#### [Data listing]
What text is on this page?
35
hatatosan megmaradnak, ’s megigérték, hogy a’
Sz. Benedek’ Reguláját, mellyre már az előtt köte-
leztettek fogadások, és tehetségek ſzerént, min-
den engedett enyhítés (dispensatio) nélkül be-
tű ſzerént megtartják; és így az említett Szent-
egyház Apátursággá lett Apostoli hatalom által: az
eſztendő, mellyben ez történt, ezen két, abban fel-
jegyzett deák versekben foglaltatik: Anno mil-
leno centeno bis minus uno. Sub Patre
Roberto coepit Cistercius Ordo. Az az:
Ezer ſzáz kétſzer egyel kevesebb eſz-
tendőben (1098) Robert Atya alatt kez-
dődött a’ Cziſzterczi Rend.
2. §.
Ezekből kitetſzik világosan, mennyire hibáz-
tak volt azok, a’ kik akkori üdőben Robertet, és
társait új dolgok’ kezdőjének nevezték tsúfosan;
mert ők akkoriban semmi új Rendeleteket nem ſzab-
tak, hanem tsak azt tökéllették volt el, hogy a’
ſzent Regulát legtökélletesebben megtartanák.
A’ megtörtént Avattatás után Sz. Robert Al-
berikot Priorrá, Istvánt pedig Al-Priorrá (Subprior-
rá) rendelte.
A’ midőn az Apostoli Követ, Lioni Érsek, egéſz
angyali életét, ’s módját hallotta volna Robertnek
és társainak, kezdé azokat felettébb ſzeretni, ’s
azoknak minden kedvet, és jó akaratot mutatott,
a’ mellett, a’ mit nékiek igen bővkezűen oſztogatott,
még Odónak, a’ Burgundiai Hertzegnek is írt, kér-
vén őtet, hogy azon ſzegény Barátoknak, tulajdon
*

#### [Work required]
In the listing above, how many lines include the word "hogy"? Answer with the number and nothing more.

#### [Exercise answer]
3